Dataset items
--

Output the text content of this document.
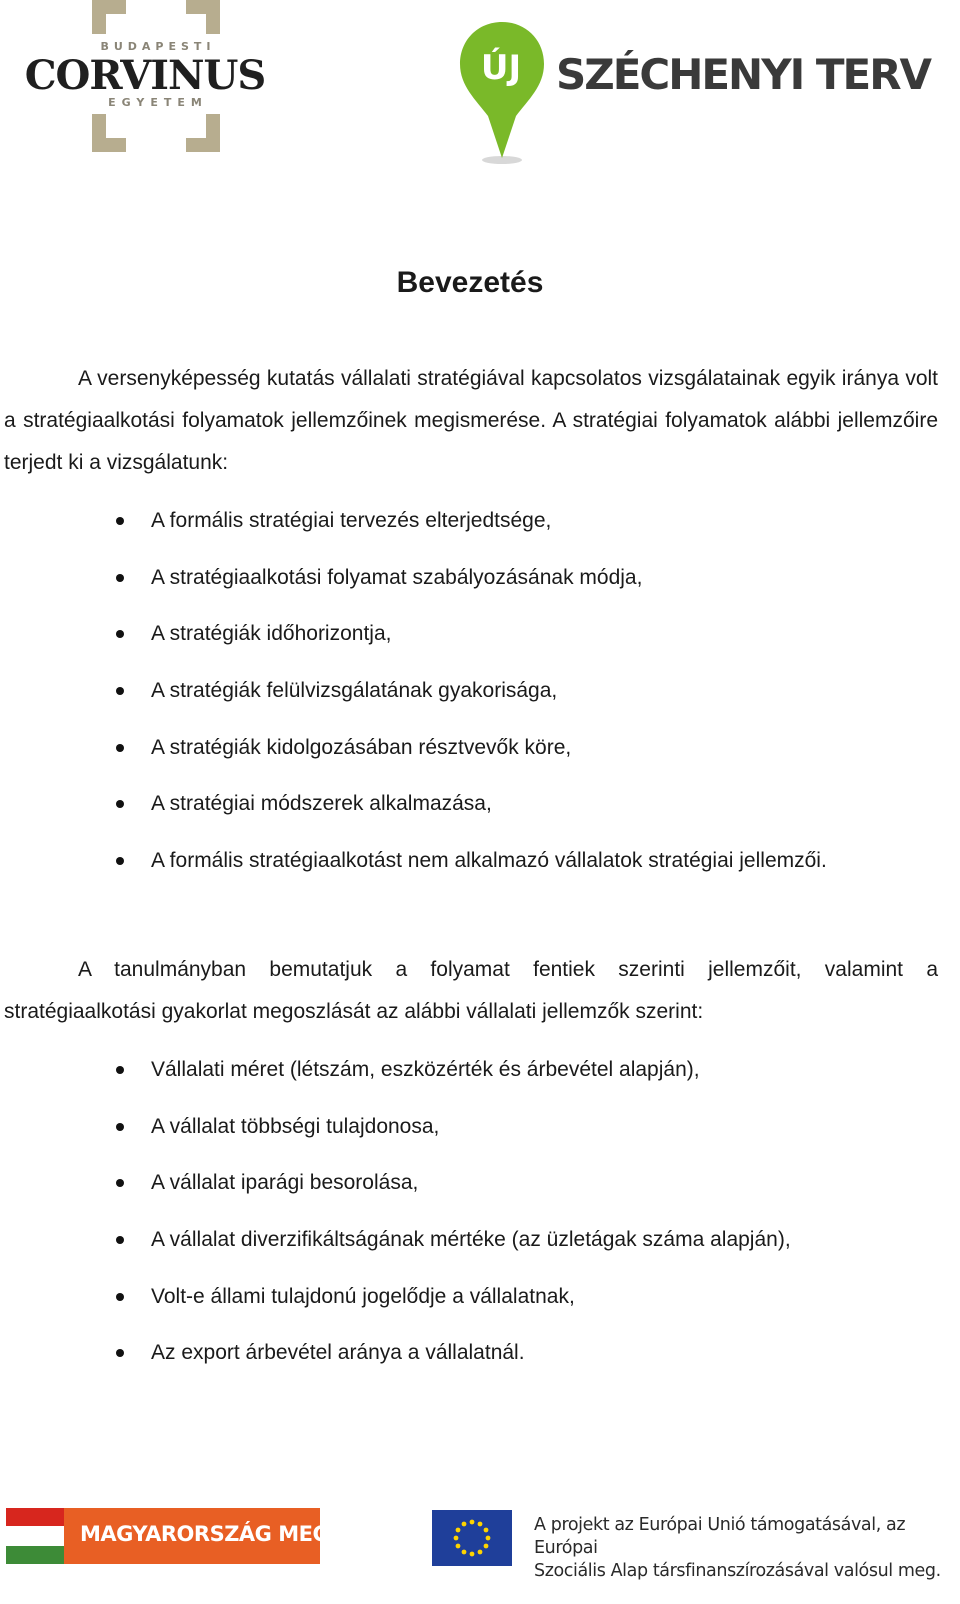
BUDAPESTI
CORVINUS
EGYETEM
ÚJ SZÉCHENYI TERV
Bevezetés

A versenyképesség kutatás vállalati stratégiával kapcsolatos vizsgálatainak egyik iránya volt a stratégiaalkotási folyamatok jellemzőinek megismerése. A stratégiai folyamatok alábbi jellemzőire terjedt ki a vizsgálatunk:

A formális stratégiai tervezés elterjedtsége,
A stratégiaalkotási folyamat szabályozásának módja,
A stratégiák időhorizontja,
A stratégiák felülvizsgálatának gyakorisága,
A stratégiák kidolgozásában résztvevők köre,
A stratégiai módszerek alkalmazása,
A formális stratégiaalkotást nem alkalmazó vállalatok stratégiai jellemzői.

A tanulmányban bemutatjuk a folyamat fentiek szerinti jellemzőit, valamint a stratégiaalkotási gyakorlat megoszlását az alábbi vállalati jellemzők szerint:

Vállalati méret (létszám, eszközérték és árbevétel alapján),
A vállalat többségi tulajdonosa,
A vállalat iparági besorolása,
A vállalat diverzifikáltságának mértéke (az üzletágak száma alapján),
Volt-e állami tulajdonú jogelődje a vállalatnak,
Az export árbevétel aránya a vállalatnál.
MAGYARORSZÁG MEGÚJUL	A projekt az Európai Unió támogatásával, az Európai
Szociális Alap társfinanszírozásával valósul meg.
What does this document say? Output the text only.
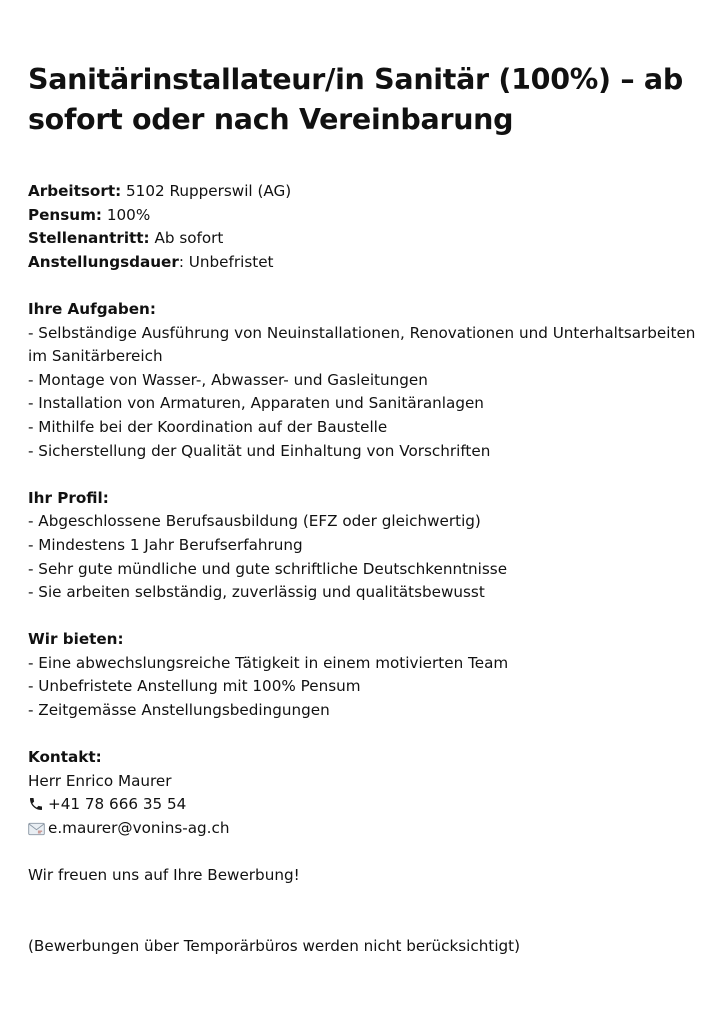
Sanitärinstallateur/in Sanitär (100%) – ab sofort oder nach Vereinbarung
Arbeitsort: 5102 Rupperswil (AG)
Pensum: 100%
Stellenantritt: Ab sofort
Anstellungsdauer: Unbefristet
Ihre Aufgaben:
- Selbständige Ausführung von Neuinstallationen, Renovationen und Unterhaltsarbeiten im Sanitärbereich
- Montage von Wasser-, Abwasser- und Gasleitungen
- Installation von Armaturen, Apparaten und Sanitäranlagen
- Mithilfe bei der Koordination auf der Baustelle
- Sicherstellung der Qualität und Einhaltung von Vorschriften
Ihr Profil:
- Abgeschlossene Berufsausbildung (EFZ oder gleichwertig)
- Mindestens 1 Jahr Berufserfahrung
- Sehr gute mündliche und gute schriftliche Deutschkenntnisse
- Sie arbeiten selbständig, zuverlässig und qualitätsbewusst
Wir bieten:
- Eine abwechslungsreiche Tätigkeit in einem motivierten Team
- Unbefristete Anstellung mit 100% Pensum
- Zeitgemässe Anstellungsbedingungen
Kontakt:
Herr Enrico Maurer
+41 78 666 35 54
e.maurer@vonins-ag.ch
Wir freuen uns auf Ihre Bewerbung!
(Bewerbungen über Temporärbüros werden nicht berücksichtigt)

--

__Short task__:
In the listing above, locate each line with "text" and copy it.

__Exercise output__:
Output the text content of this document.
What does this document say? Output the text only.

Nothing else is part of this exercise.